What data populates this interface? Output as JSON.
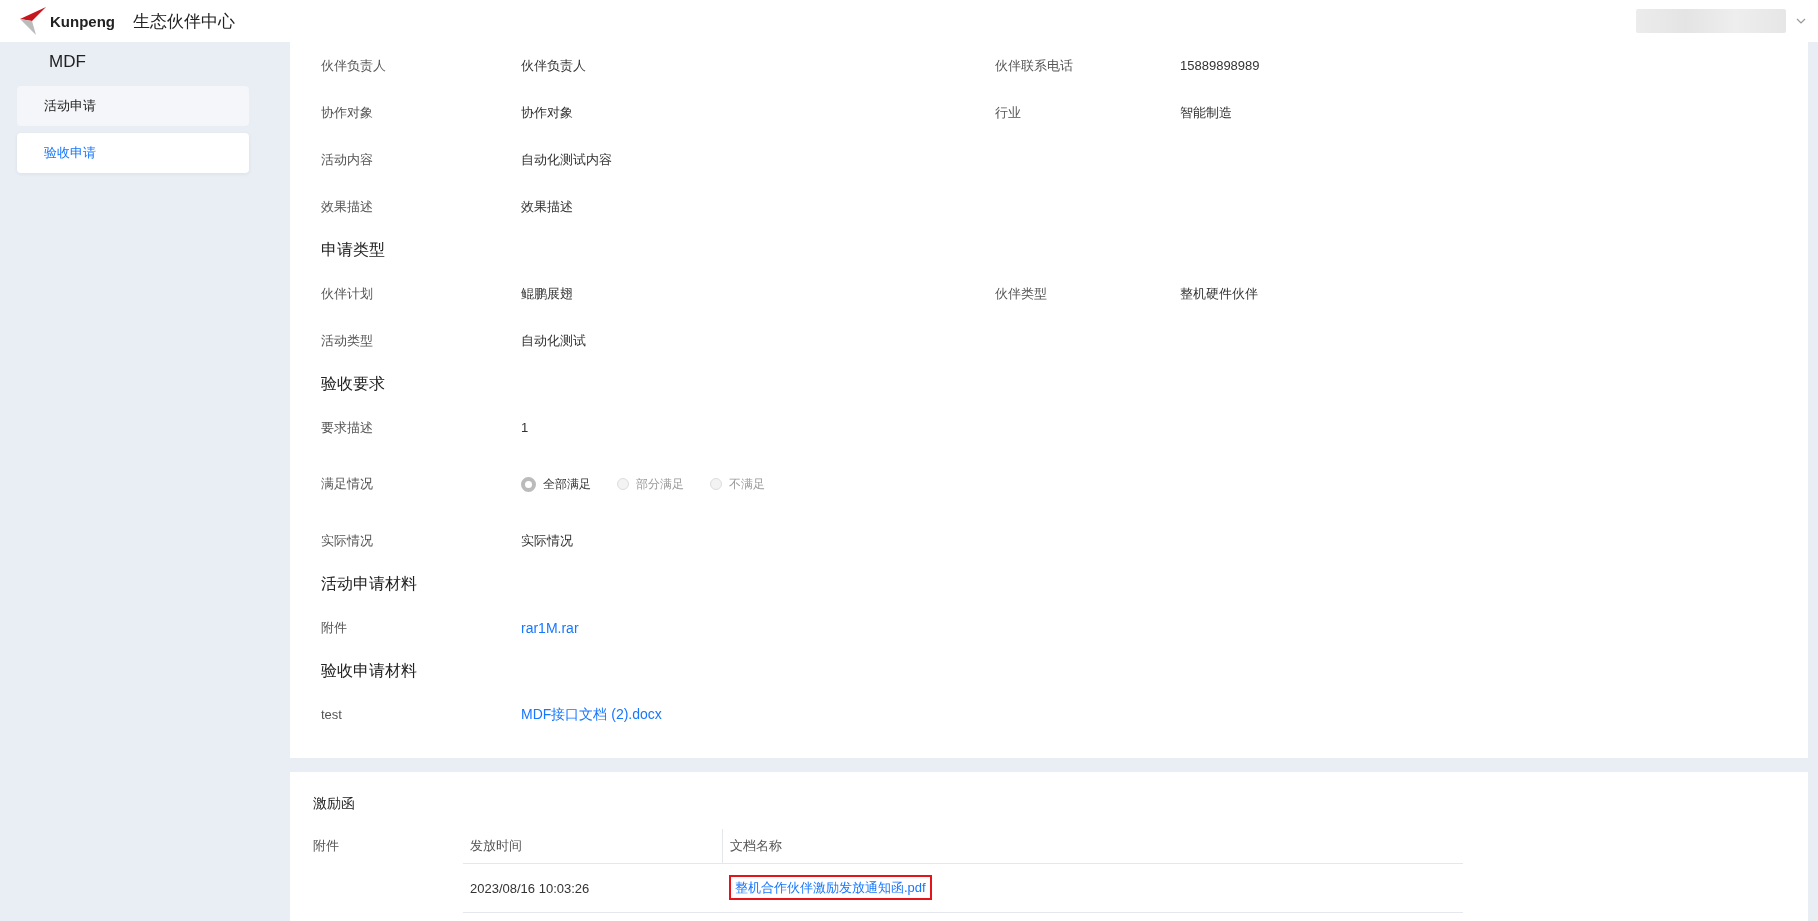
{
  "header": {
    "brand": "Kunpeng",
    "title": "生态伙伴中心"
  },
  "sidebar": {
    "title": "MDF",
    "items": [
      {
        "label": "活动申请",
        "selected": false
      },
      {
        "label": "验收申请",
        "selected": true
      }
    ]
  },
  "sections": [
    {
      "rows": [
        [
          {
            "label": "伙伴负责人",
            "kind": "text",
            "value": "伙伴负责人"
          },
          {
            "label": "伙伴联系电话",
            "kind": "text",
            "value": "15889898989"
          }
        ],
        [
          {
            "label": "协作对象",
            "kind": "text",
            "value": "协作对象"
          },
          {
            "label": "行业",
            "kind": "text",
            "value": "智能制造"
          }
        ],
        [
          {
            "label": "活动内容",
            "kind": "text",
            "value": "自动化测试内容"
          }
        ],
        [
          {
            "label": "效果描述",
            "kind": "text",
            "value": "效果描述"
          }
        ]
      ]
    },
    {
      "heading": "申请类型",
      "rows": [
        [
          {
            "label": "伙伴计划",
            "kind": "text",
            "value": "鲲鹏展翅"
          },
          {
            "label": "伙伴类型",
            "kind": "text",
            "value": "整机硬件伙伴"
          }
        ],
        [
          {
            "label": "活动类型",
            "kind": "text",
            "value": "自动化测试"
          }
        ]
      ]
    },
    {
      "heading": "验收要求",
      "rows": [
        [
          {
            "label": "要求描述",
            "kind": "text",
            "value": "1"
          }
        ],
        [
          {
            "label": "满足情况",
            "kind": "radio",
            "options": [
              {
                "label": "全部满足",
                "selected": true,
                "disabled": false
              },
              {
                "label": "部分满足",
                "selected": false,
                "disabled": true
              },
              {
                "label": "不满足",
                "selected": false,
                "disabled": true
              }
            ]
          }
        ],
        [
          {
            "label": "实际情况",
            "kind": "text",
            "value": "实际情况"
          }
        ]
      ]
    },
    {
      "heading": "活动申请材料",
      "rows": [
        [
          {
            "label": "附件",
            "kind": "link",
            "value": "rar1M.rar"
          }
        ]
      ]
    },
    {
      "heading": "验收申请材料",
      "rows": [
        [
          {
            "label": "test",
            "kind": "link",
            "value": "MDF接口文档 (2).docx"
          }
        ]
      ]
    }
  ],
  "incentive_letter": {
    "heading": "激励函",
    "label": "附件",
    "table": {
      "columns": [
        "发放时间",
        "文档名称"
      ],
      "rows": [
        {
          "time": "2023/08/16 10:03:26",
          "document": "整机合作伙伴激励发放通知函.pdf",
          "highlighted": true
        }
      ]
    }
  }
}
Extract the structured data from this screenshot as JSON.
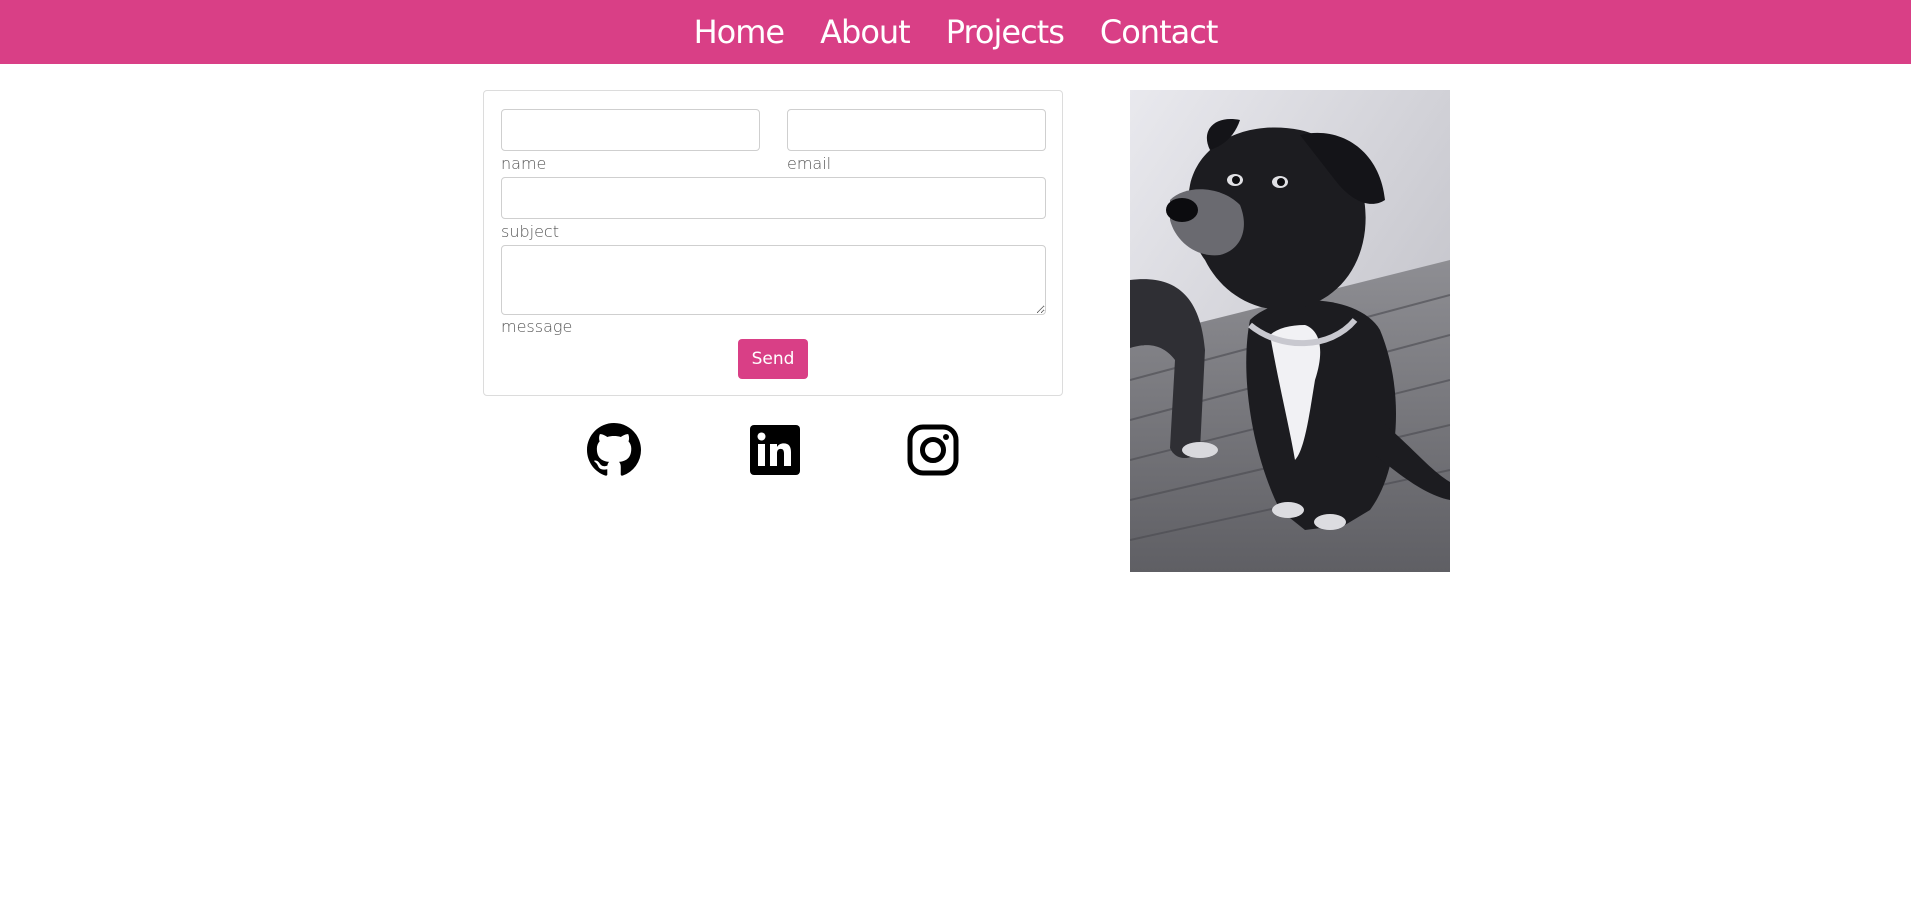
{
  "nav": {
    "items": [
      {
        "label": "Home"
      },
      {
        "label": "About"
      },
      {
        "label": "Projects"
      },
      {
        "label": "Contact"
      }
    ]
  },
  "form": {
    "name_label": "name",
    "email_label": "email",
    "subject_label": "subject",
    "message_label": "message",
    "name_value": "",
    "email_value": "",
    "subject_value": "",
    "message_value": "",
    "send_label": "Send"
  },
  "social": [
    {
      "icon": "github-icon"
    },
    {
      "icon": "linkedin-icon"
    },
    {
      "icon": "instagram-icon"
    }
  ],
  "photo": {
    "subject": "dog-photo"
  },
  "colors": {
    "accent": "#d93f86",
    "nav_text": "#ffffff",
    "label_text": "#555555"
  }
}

######

**What to work on**
Starting at the line that contains "Extract the structured", please write out every line to the end of the entries, inclusive, copied exactly and with pictures omitted.

**Final result**
Extract the structured data from this screenshot as JSON.
{
  "nav": {
    "items": [
      {
        "label": "Home"
      },
      {
        "label": "About"
      },
      {
        "label": "Projects"
      },
      {
        "label": "Contact"
      }
    ]
  },
  "form": {
    "name_label": "name",
    "email_label": "email",
    "subject_label": "subject",
    "message_label": "message",
    "name_value": "",
    "email_value": "",
    "subject_value": "",
    "message_value": "",
    "send_label": "Send"
  },
  "social": [
    {
      "icon": "github-icon"
    },
    {
      "icon": "linkedin-icon"
    },
    {
      "icon": "instagram-icon"
    }
  ],
  "photo": {
    "subject": "dog-photo"
  },
  "colors": {
    "accent": "#d93f86",
    "nav_text": "#ffffff",
    "label_text": "#555555"
  }
}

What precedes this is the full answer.